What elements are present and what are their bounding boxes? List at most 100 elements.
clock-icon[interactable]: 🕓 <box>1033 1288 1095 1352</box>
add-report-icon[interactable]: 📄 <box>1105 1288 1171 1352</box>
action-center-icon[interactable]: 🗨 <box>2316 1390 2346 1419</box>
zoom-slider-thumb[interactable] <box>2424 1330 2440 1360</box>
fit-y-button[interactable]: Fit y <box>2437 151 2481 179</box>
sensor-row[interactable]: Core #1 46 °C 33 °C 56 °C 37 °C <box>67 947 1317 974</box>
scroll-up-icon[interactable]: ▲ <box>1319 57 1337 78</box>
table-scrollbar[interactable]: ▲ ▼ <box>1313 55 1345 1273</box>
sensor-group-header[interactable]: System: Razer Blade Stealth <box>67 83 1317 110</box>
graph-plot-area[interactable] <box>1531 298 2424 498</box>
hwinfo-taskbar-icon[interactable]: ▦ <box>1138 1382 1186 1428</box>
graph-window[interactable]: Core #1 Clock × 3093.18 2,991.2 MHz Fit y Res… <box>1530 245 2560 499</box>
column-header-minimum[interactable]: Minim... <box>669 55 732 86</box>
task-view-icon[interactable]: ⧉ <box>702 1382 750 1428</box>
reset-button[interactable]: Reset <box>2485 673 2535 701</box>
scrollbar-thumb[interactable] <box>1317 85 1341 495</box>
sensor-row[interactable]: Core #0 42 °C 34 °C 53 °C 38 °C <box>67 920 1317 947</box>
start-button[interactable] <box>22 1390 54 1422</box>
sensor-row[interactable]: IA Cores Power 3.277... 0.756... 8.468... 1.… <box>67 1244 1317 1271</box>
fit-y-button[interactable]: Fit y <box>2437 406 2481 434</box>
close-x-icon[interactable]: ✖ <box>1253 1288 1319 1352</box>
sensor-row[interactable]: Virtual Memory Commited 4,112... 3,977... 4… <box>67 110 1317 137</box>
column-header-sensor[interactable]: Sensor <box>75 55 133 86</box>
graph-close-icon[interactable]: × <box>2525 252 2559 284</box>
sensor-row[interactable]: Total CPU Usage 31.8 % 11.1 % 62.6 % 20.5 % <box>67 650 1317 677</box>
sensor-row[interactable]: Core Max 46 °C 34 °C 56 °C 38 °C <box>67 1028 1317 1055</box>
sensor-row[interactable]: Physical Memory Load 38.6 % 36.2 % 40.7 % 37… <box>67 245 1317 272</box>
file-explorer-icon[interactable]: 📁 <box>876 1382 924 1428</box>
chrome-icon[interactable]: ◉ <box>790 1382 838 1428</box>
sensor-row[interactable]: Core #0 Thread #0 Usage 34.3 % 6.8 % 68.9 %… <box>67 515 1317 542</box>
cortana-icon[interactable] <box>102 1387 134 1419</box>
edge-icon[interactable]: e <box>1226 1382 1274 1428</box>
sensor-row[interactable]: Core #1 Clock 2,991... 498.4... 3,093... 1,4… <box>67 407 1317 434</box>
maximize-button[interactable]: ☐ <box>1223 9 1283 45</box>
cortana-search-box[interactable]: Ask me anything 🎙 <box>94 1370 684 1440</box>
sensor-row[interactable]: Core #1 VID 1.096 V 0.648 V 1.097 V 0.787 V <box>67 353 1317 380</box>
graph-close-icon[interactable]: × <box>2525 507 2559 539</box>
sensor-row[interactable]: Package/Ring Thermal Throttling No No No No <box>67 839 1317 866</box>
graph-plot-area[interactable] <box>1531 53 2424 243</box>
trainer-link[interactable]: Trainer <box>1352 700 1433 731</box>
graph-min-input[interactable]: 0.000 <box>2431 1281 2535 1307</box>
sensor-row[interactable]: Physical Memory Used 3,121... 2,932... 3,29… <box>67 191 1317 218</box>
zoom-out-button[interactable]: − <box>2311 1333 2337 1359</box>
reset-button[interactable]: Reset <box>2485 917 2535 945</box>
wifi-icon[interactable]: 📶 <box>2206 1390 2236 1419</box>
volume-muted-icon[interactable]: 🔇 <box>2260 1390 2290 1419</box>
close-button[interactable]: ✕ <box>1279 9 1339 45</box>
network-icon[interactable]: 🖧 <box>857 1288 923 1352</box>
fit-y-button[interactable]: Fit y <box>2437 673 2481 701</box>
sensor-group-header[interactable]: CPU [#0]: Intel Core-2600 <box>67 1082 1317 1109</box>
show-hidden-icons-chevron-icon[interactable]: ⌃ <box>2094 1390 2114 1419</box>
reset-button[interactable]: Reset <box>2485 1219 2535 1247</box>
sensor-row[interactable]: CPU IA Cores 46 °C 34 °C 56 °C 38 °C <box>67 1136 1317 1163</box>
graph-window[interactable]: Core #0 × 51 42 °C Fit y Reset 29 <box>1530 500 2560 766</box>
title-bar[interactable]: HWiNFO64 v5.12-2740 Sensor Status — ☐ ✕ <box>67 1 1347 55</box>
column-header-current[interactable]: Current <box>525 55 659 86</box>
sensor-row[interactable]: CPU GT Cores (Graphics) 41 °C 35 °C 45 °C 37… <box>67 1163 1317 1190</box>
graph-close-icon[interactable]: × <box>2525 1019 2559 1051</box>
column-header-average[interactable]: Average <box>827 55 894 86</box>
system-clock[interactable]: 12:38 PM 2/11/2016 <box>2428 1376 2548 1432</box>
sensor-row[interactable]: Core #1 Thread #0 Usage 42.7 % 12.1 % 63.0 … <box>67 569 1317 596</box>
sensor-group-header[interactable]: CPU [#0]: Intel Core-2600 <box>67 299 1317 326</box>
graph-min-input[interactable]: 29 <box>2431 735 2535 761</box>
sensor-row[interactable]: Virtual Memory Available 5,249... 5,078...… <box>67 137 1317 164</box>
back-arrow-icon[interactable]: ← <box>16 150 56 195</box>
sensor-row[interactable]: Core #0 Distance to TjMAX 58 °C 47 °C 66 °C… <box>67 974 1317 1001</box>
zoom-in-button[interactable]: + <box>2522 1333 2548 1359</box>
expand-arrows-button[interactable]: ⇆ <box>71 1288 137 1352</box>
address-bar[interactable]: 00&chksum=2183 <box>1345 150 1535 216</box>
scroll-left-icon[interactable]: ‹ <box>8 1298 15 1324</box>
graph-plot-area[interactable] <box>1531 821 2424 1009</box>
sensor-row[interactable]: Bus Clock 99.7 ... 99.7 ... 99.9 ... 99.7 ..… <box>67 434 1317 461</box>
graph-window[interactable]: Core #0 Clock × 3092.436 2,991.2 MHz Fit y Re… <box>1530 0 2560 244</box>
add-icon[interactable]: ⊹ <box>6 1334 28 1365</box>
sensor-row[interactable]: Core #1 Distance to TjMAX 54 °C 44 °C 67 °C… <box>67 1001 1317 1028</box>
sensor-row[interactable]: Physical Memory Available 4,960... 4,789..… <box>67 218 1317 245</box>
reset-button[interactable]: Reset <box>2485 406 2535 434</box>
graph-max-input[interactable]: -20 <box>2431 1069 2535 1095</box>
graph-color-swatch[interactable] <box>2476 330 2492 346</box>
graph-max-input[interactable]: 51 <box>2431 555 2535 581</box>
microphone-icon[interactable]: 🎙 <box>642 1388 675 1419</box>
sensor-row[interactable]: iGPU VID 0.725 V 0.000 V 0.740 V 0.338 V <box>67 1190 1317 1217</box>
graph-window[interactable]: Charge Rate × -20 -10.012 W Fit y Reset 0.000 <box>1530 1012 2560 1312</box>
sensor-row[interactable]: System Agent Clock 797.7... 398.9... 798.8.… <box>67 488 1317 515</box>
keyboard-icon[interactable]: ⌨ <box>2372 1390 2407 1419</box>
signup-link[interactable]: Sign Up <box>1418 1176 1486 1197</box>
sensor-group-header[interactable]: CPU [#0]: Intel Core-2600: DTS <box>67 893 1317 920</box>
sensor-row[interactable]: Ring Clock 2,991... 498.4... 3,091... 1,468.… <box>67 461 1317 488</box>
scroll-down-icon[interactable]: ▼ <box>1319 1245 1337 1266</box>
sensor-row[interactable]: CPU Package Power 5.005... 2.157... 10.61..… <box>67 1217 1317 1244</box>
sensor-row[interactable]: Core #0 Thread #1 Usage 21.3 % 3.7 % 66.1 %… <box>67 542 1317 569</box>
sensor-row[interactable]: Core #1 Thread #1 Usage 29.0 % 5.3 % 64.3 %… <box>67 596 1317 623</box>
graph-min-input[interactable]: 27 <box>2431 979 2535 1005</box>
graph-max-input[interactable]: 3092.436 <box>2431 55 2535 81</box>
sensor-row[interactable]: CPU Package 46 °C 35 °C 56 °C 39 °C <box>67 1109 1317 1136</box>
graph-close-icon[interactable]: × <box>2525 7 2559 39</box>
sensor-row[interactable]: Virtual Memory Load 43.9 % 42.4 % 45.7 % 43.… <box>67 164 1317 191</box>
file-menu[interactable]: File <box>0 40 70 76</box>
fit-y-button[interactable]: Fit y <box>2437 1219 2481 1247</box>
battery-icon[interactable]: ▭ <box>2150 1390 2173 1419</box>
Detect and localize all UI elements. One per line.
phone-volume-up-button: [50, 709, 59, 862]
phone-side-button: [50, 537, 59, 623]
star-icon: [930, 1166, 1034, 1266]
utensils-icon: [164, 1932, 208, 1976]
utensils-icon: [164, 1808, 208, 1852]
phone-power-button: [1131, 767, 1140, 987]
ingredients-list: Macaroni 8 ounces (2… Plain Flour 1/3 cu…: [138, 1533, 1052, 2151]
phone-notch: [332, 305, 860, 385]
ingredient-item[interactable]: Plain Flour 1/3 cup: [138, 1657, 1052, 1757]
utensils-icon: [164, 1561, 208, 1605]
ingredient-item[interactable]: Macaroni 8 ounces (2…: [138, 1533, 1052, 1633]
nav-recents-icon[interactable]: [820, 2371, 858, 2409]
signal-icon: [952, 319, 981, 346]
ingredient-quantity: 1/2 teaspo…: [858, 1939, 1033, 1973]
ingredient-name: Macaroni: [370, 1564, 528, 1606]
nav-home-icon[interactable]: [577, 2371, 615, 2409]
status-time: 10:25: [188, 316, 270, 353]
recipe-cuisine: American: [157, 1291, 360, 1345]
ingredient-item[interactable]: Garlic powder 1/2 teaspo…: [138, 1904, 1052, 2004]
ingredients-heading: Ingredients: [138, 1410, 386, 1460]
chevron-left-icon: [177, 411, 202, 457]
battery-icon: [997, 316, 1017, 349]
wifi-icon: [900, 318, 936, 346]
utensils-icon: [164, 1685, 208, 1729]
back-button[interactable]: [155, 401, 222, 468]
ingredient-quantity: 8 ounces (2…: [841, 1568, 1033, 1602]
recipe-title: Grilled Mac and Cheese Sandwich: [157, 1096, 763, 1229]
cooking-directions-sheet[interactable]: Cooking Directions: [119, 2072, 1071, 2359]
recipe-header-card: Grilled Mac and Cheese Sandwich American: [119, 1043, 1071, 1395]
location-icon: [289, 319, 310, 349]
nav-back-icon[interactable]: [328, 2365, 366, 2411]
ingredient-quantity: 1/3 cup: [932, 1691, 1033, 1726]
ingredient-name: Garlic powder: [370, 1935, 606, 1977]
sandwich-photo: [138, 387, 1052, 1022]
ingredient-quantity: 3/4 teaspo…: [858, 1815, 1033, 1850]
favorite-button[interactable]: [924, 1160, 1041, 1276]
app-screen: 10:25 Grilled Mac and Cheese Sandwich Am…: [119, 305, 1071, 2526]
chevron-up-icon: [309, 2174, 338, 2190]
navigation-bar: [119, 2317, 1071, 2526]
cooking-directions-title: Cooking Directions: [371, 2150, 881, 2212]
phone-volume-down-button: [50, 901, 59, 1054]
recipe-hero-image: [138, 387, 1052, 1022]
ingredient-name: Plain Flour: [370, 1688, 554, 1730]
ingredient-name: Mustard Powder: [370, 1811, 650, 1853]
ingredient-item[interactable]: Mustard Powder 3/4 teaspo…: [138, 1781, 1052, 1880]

----

**Problem statement**
Copy out the material word for word, starting with its first line and ending after the line that contains "sensor-row[interactable]: Core Max".

**Solution**
What elements are present and what are their bounding boxes? List at most 100 elements.
clock-icon[interactable]: 🕓 <box>1033 1288 1095 1352</box>
add-report-icon[interactable]: 📄 <box>1105 1288 1171 1352</box>
action-center-icon[interactable]: 🗨 <box>2316 1390 2346 1419</box>
zoom-slider-thumb[interactable] <box>2424 1330 2440 1360</box>
fit-y-button[interactable]: Fit y <box>2437 151 2481 179</box>
sensor-row[interactable]: Core #1 46 °C 33 °C 56 °C 37 °C <box>67 947 1317 974</box>
scroll-up-icon[interactable]: ▲ <box>1319 57 1337 78</box>
table-scrollbar[interactable]: ▲ ▼ <box>1313 55 1345 1273</box>
sensor-group-header[interactable]: System: Razer Blade Stealth <box>67 83 1317 110</box>
graph-plot-area[interactable] <box>1531 298 2424 498</box>
hwinfo-taskbar-icon[interactable]: ▦ <box>1138 1382 1186 1428</box>
graph-window[interactable]: Core #1 Clock × 3093.18 2,991.2 MHz Fit y Res… <box>1530 245 2560 499</box>
column-header-minimum[interactable]: Minim... <box>669 55 732 86</box>
task-view-icon[interactable]: ⧉ <box>702 1382 750 1428</box>
reset-button[interactable]: Reset <box>2485 673 2535 701</box>
scrollbar-thumb[interactable] <box>1317 85 1341 495</box>
sensor-row[interactable]: Core #0 42 °C 34 °C 53 °C 38 °C <box>67 920 1317 947</box>
start-button[interactable] <box>22 1390 54 1422</box>
sensor-row[interactable]: IA Cores Power 3.277... 0.756... 8.468... 1.… <box>67 1244 1317 1271</box>
fit-y-button[interactable]: Fit y <box>2437 406 2481 434</box>
close-x-icon[interactable]: ✖ <box>1253 1288 1319 1352</box>
sensor-row[interactable]: Virtual Memory Commited 4,112... 3,977... 4… <box>67 110 1317 137</box>
column-header-sensor[interactable]: Sensor <box>75 55 133 86</box>
graph-close-icon[interactable]: × <box>2525 252 2559 284</box>
sensor-row[interactable]: Total CPU Usage 31.8 % 11.1 % 62.6 % 20.5 % <box>67 650 1317 677</box>
sensor-row[interactable]: Core Max 46 °C 34 °C 56 °C 38 °C <box>67 1028 1317 1055</box>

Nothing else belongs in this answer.